━━ Data supplied

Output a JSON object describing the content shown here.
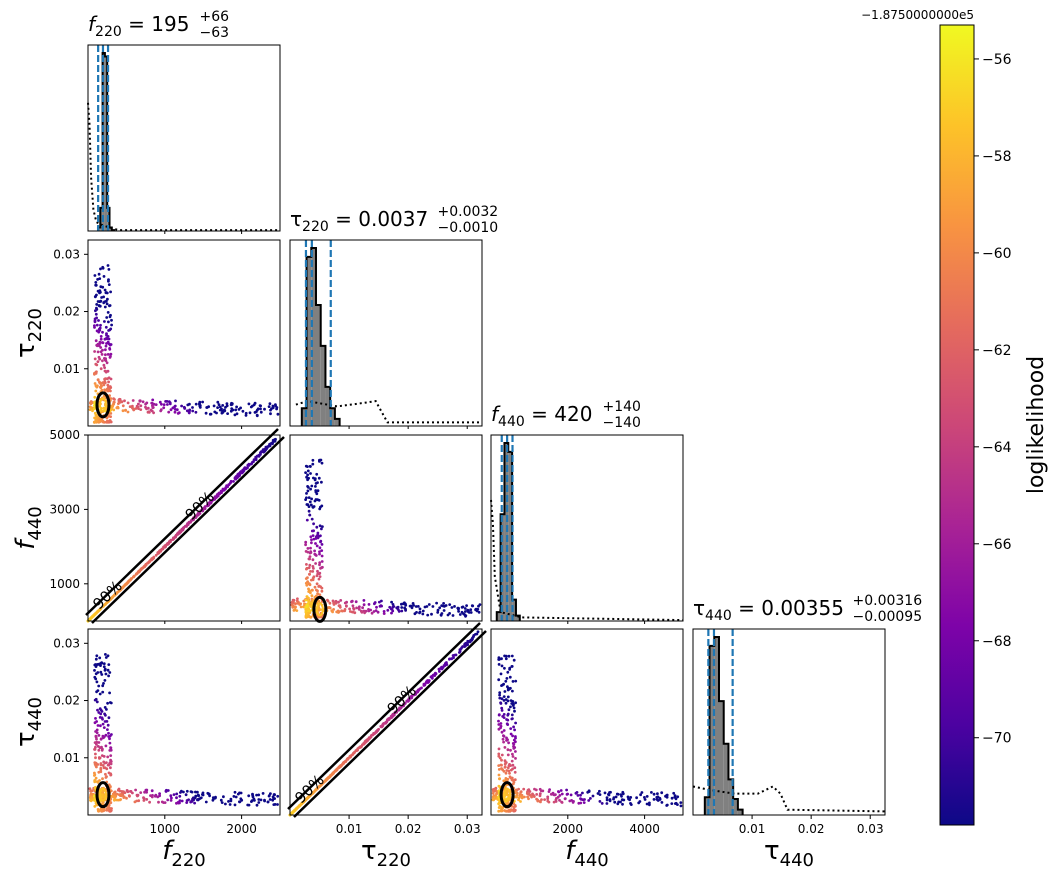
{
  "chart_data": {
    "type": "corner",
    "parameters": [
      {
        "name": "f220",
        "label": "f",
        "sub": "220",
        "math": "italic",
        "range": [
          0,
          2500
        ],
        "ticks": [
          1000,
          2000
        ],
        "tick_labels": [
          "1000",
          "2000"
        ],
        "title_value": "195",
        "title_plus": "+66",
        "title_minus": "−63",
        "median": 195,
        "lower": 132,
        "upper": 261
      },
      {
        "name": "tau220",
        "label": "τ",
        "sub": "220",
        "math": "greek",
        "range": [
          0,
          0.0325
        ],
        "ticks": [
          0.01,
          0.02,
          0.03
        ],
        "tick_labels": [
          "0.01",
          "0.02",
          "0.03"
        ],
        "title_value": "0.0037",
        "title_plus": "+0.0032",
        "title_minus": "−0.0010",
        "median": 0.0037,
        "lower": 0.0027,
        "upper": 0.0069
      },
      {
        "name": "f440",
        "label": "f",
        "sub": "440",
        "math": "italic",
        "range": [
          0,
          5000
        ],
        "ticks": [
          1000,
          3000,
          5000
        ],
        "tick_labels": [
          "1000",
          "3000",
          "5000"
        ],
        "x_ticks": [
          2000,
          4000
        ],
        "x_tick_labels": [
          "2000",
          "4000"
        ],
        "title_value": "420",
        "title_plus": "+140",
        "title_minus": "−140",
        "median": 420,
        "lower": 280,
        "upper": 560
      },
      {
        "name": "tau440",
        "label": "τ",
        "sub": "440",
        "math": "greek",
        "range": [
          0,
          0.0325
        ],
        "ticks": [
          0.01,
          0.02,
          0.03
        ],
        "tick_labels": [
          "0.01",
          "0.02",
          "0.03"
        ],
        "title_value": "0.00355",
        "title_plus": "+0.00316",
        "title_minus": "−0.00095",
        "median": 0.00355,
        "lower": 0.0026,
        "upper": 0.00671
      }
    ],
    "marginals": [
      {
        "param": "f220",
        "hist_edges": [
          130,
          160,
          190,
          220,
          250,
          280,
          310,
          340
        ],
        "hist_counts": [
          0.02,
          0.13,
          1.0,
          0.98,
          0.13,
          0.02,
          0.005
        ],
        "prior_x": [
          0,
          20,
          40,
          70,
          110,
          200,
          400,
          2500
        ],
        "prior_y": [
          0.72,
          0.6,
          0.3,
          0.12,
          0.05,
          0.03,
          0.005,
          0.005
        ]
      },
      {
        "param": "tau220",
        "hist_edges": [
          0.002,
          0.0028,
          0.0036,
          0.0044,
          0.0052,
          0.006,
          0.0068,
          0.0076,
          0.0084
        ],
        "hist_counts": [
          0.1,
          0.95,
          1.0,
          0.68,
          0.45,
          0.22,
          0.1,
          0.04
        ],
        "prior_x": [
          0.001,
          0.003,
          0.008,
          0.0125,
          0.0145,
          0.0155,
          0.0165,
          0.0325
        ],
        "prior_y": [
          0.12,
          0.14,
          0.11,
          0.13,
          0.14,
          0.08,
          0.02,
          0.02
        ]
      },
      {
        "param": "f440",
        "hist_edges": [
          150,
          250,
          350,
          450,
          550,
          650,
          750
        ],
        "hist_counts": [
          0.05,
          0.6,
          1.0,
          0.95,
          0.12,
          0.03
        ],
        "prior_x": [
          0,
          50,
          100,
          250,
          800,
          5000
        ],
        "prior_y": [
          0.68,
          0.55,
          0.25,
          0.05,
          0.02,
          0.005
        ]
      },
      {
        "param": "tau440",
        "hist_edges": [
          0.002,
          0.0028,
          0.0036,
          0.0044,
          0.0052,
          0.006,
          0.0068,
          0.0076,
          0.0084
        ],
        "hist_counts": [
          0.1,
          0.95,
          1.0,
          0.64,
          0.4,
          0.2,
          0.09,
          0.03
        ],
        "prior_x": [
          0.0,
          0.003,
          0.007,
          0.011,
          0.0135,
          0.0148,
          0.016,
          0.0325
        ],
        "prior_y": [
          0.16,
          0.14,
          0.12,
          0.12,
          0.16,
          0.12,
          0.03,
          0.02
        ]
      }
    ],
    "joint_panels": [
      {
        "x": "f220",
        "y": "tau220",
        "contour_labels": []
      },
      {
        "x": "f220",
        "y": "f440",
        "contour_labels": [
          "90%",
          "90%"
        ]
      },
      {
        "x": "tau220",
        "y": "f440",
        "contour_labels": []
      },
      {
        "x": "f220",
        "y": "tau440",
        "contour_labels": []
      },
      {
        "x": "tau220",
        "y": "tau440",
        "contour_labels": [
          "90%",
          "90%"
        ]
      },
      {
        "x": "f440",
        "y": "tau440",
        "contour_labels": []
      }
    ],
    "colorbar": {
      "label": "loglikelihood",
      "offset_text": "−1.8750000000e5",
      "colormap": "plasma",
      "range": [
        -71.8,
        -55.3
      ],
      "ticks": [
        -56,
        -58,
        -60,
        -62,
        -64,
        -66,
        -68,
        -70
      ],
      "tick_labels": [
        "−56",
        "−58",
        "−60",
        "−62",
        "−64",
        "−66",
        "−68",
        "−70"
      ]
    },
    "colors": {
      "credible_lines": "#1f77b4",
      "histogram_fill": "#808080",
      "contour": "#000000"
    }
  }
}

━━━━
━━ Data supplied

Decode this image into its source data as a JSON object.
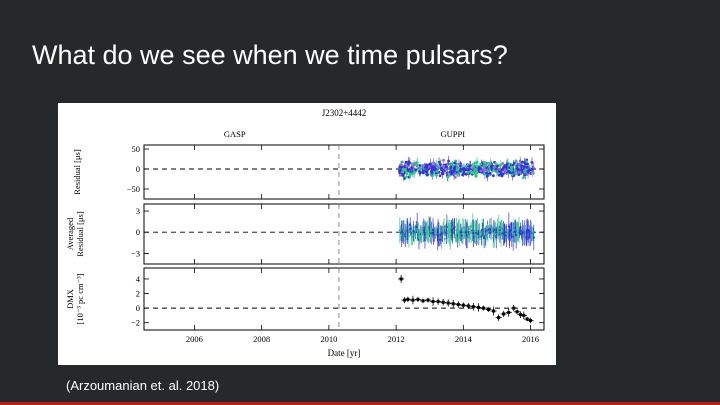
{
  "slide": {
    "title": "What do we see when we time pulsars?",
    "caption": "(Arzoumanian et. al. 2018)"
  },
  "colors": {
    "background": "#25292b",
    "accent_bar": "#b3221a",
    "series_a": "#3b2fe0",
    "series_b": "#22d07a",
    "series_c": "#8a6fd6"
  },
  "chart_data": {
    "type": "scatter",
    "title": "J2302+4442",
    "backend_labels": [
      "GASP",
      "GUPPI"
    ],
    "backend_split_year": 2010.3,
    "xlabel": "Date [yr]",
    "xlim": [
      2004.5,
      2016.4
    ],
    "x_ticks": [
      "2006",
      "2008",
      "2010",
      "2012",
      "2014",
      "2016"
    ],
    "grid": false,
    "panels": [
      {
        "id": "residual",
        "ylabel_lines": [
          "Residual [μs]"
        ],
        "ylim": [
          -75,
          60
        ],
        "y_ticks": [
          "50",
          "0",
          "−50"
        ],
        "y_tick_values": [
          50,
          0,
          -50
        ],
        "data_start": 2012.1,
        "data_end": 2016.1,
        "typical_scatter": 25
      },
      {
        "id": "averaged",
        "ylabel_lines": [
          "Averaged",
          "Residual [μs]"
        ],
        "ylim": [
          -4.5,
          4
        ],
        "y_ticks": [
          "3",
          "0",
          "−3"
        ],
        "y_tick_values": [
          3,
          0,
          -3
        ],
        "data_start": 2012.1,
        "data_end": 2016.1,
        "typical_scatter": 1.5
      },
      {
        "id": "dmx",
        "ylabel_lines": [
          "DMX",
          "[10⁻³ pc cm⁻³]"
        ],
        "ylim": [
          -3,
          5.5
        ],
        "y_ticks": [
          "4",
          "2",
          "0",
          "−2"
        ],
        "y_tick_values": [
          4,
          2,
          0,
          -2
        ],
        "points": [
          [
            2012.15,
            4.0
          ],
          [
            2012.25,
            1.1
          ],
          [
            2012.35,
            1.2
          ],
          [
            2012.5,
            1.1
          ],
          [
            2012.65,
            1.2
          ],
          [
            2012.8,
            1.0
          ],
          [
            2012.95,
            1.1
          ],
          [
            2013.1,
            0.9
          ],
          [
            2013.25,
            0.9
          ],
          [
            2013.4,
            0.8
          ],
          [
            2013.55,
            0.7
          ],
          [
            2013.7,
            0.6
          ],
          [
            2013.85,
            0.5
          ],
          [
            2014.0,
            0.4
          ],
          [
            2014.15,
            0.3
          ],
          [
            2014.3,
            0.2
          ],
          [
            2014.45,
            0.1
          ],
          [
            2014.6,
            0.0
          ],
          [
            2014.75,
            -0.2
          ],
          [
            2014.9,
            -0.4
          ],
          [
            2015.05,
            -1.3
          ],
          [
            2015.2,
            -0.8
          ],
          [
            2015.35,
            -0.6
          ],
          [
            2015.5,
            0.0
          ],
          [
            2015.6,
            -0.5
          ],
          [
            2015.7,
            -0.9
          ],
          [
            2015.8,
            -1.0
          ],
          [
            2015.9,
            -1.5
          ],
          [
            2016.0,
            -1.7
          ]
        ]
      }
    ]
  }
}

━━━━

Aim:
Identify the lines of the data that contain the word "lower". Copy each of them.

Solution:
        "lower": 132,
        "lower": 0.0027,
        "lower": 280,
        "lower": 0.0026,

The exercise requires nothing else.